Dataset items
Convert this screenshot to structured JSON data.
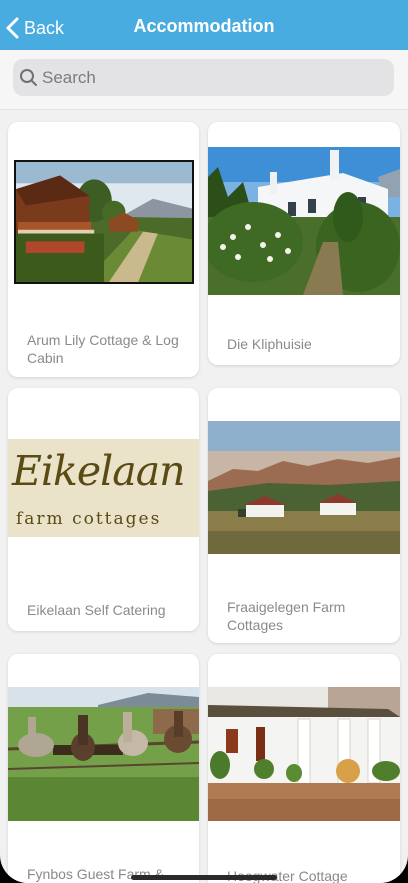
{
  "nav": {
    "back_label": "Back",
    "title": "Accommodation"
  },
  "search": {
    "placeholder": "Search",
    "value": ""
  },
  "listings": [
    {
      "label": "Arum Lily Cottage & Log Cabin"
    },
    {
      "label": "Die Kliphuisie"
    },
    {
      "label": "Eikelaan Self Catering",
      "logo_title": "Eikelaan",
      "logo_subtitle": "farm cottages"
    },
    {
      "label": "Fraaigelegen Farm Cottages"
    },
    {
      "label": "Fynbos Guest Farm &"
    },
    {
      "label": "Hoogwater Cottage"
    }
  ],
  "colors": {
    "nav_bar": "#49ace0",
    "background": "#f1f1f1",
    "card": "#ffffff",
    "label_text": "#8a8a8a"
  }
}
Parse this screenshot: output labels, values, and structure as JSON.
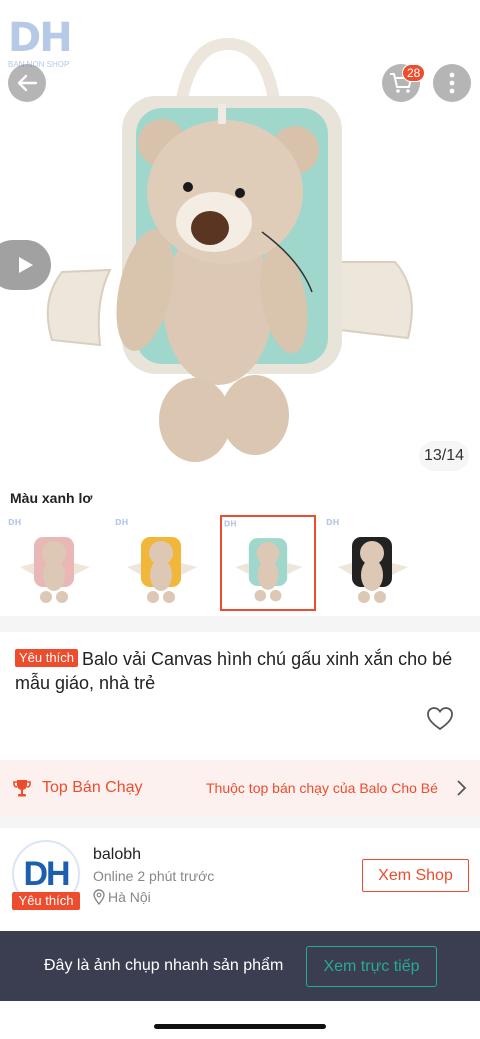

### [WRITTEN INSTRUCTION]
Write out the entries above word for word. Do not include the pictures.

### [RESULT BELOW]
Convert this screenshot to structured JSON data.
{
  "nav": {
    "back_label": "Back",
    "title": "Accommodation"
  },
  "search": {
    "placeholder": "Search",
    "value": ""
  },
  "listings": [
    {
      "label": "Arum Lily Cottage & Log Cabin"
    },
    {
      "label": "Die Kliphuisie"
    },
    {
      "label": "Eikelaan Self Catering",
      "logo_title": "Eikelaan",
      "logo_subtitle": "farm cottages"
    },
    {
      "label": "Fraaigelegen Farm Cottages"
    },
    {
      "label": "Fynbos Guest Farm &"
    },
    {
      "label": "Hoogwater Cottage"
    }
  ],
  "colors": {
    "nav_bar": "#49ace0",
    "background": "#f1f1f1",
    "card": "#ffffff",
    "label_text": "#8a8a8a"
  }
}
Parse this screenshot: output labels, values, and structure as JSON.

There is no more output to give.